### SUPPLIED MATERIAL
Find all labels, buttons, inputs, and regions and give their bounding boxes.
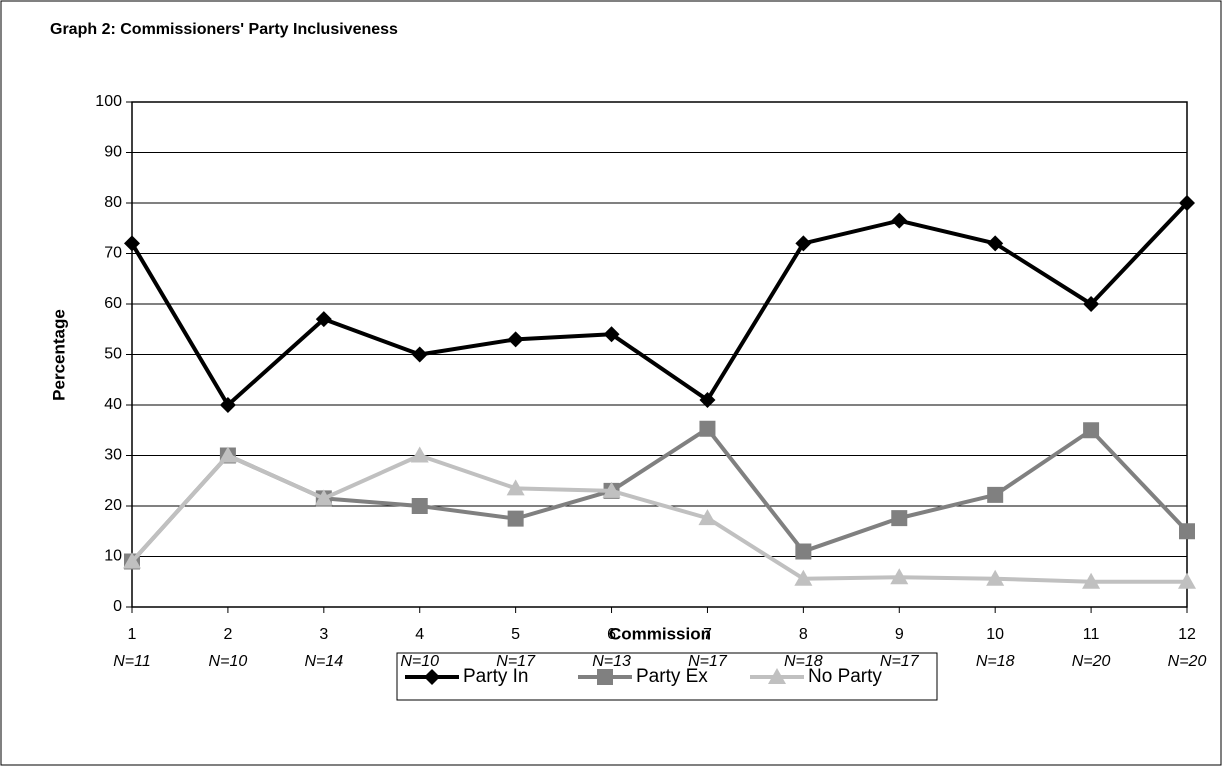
point-marker	[411, 498, 428, 514]
point-marker	[699, 391, 716, 408]
point-marker	[699, 420, 716, 437]
point-marker	[124, 235, 140, 252]
plot-area	[131, 101, 1188, 608]
y-tick-label: 80	[104, 194, 122, 211]
legend-label: Party In	[463, 666, 528, 687]
x-tick-sublabel: N=20	[1072, 653, 1111, 670]
point-marker	[507, 331, 524, 348]
y-tick-label: 10	[104, 548, 122, 565]
x-tick-label: 1	[128, 626, 137, 643]
x-tick-sublabel: N=17	[688, 653, 728, 670]
series-line	[130, 201, 1189, 407]
legend-label: Party Ex	[636, 666, 708, 687]
x-tick-sublabel: N=17	[880, 653, 920, 670]
point-marker	[891, 212, 908, 229]
legend-box	[396, 652, 938, 701]
point-marker	[986, 569, 1005, 586]
point-marker	[987, 235, 1004, 252]
legend-marker	[768, 668, 786, 684]
chart-title: Graph 2: Commissioners' Party Inclusiven…	[50, 21, 398, 38]
point-marker	[411, 346, 428, 363]
x-tick-label: 12	[1178, 626, 1196, 643]
y-tick-label: 20	[104, 497, 122, 514]
x-tick-sublabel: N=20	[1168, 653, 1207, 670]
point-marker	[1178, 572, 1196, 589]
x-tick-sublabel: N=13	[592, 653, 631, 670]
point-marker	[1179, 195, 1195, 211]
x-tick-label: 5	[511, 626, 520, 643]
x-tick-label: 7	[703, 626, 712, 643]
x-tick-label: 11	[1083, 626, 1100, 643]
point-marker	[603, 326, 620, 343]
point-marker	[123, 552, 141, 569]
point-marker	[698, 509, 717, 526]
legend-marker	[424, 669, 440, 685]
point-marker	[602, 481, 621, 498]
point-marker	[795, 543, 812, 560]
legend-label: No Party	[808, 666, 882, 687]
y-tick-label: 40	[104, 396, 122, 413]
point-marker	[507, 510, 524, 527]
series-line	[130, 453, 1187, 584]
y-tick-label: 0	[113, 598, 122, 615]
x-tick-label: 9	[895, 626, 904, 643]
point-marker	[890, 568, 909, 585]
point-marker	[891, 510, 908, 527]
x-tick-label: 8	[799, 626, 808, 643]
y-tick-label: 100	[95, 93, 122, 110]
x-tick-sublabel: N=18	[784, 653, 823, 670]
point-marker	[219, 397, 236, 413]
y-tick-label: 60	[104, 295, 122, 312]
x-tick-label: 2	[223, 626, 232, 643]
y-tick-label: 90	[104, 144, 122, 161]
point-marker	[1083, 296, 1100, 312]
x-tick-sublabel: N=18	[976, 653, 1015, 670]
point-marker	[410, 446, 429, 463]
x-tick-label: 10	[986, 626, 1004, 643]
x-tick-sublabel: N=11	[113, 653, 151, 670]
x-tick-label: 6	[607, 626, 616, 643]
x-axis-title: Commission	[609, 624, 711, 643]
y-tick-label: 30	[104, 447, 122, 464]
point-marker	[1179, 523, 1195, 540]
x-tick-sublabel: N=10	[209, 653, 248, 670]
point-marker	[1083, 422, 1100, 439]
y-axis-title: Percentage	[49, 309, 68, 401]
x-tick-sublabel: N=14	[304, 653, 343, 670]
point-marker	[987, 486, 1004, 503]
y-tick-label: 70	[104, 245, 122, 262]
x-tick-label: 3	[319, 626, 328, 643]
y-tick-label: 50	[104, 346, 122, 363]
point-marker	[1082, 572, 1101, 589]
point-marker	[314, 489, 333, 506]
point-marker	[794, 569, 813, 586]
point-marker	[795, 235, 812, 252]
x-tick-sublabel: N=10	[400, 653, 439, 670]
legend-marker	[597, 669, 613, 685]
point-marker	[218, 446, 237, 463]
x-tick-sublabel: N=17	[496, 653, 536, 670]
x-tick-label: 4	[415, 626, 424, 643]
point-marker	[315, 311, 332, 328]
point-marker	[506, 479, 525, 496]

### SHORT TASK
Reproduce every entry above line for line and character for character, omitting the pictures.

### ANSWER IN FULL
Find all labels, buttons, inputs, and regions and give their bounding boxes.
point-marker	[411, 498, 428, 514]
point-marker	[699, 391, 716, 408]
point-marker	[699, 420, 716, 437]
point-marker	[124, 235, 140, 252]
plot-area	[131, 101, 1188, 608]
y-tick-label: 80	[104, 194, 122, 211]
legend-label: Party In	[463, 666, 528, 687]
x-tick-sublabel: N=20	[1072, 653, 1111, 670]
point-marker	[507, 331, 524, 348]
y-tick-label: 10	[104, 548, 122, 565]
x-tick-label: 1	[128, 626, 137, 643]
x-tick-sublabel: N=17	[688, 653, 728, 670]
series-line	[130, 201, 1189, 407]
legend-label: Party Ex	[636, 666, 708, 687]
x-tick-sublabel: N=17	[880, 653, 920, 670]
point-marker	[891, 212, 908, 229]
legend-box	[396, 652, 938, 701]
point-marker	[986, 569, 1005, 586]
point-marker	[987, 235, 1004, 252]
legend-marker	[768, 668, 786, 684]
chart-title: Graph 2: Commissioners' Party Inclusiven…	[50, 21, 398, 38]
point-marker	[411, 346, 428, 363]
x-tick-label: 12	[1178, 626, 1196, 643]
y-tick-label: 20	[104, 497, 122, 514]
x-tick-sublabel: N=20	[1168, 653, 1207, 670]
point-marker	[1178, 572, 1196, 589]
x-tick-sublabel: N=13	[592, 653, 631, 670]
point-marker	[1179, 195, 1195, 211]
x-tick-label: 5	[511, 626, 520, 643]
x-tick-label: 7	[703, 626, 712, 643]
x-tick-label: 11	[1083, 626, 1100, 643]
point-marker	[603, 326, 620, 343]
point-marker	[123, 552, 141, 569]
point-marker	[698, 509, 717, 526]
legend-marker	[424, 669, 440, 685]
point-marker	[602, 481, 621, 498]
point-marker	[795, 543, 812, 560]
legend-label: No Party	[808, 666, 882, 687]
y-tick-label: 40	[104, 396, 122, 413]
point-marker	[507, 510, 524, 527]
series-line	[130, 453, 1187, 584]
y-tick-label: 0	[113, 598, 122, 615]
x-tick-label: 9	[895, 626, 904, 643]
point-marker	[890, 568, 909, 585]
point-marker	[891, 510, 908, 527]
x-tick-label: 8	[799, 626, 808, 643]
y-tick-label: 100	[95, 93, 122, 110]
x-tick-sublabel: N=18	[784, 653, 823, 670]
point-marker	[219, 397, 236, 413]
y-tick-label: 60	[104, 295, 122, 312]
x-tick-label: 2	[223, 626, 232, 643]
y-tick-label: 90	[104, 144, 122, 161]
point-marker	[1083, 296, 1100, 312]
x-tick-sublabel: N=18	[976, 653, 1015, 670]
point-marker	[410, 446, 429, 463]
x-tick-label: 10	[986, 626, 1004, 643]
x-tick-sublabel: N=11	[113, 653, 151, 670]
x-tick-label: 6	[607, 626, 616, 643]
x-axis-title: Commission	[609, 624, 711, 643]
y-tick-label: 30	[104, 447, 122, 464]
point-marker	[1179, 523, 1195, 540]
x-tick-sublabel: N=10	[209, 653, 248, 670]
point-marker	[1083, 422, 1100, 439]
y-axis-title: Percentage	[49, 309, 68, 401]
x-tick-sublabel: N=14	[304, 653, 343, 670]
point-marker	[987, 486, 1004, 503]
y-tick-label: 70	[104, 245, 122, 262]
x-tick-label: 3	[319, 626, 328, 643]
y-tick-label: 50	[104, 346, 122, 363]
point-marker	[1082, 572, 1101, 589]
point-marker	[314, 489, 333, 506]
point-marker	[794, 569, 813, 586]
point-marker	[795, 235, 812, 252]
x-tick-sublabel: N=10	[400, 653, 439, 670]
legend-marker	[597, 669, 613, 685]
point-marker	[218, 446, 237, 463]
x-tick-sublabel: N=17	[496, 653, 536, 670]
x-tick-label: 4	[415, 626, 424, 643]
point-marker	[315, 311, 332, 328]
point-marker	[506, 479, 525, 496]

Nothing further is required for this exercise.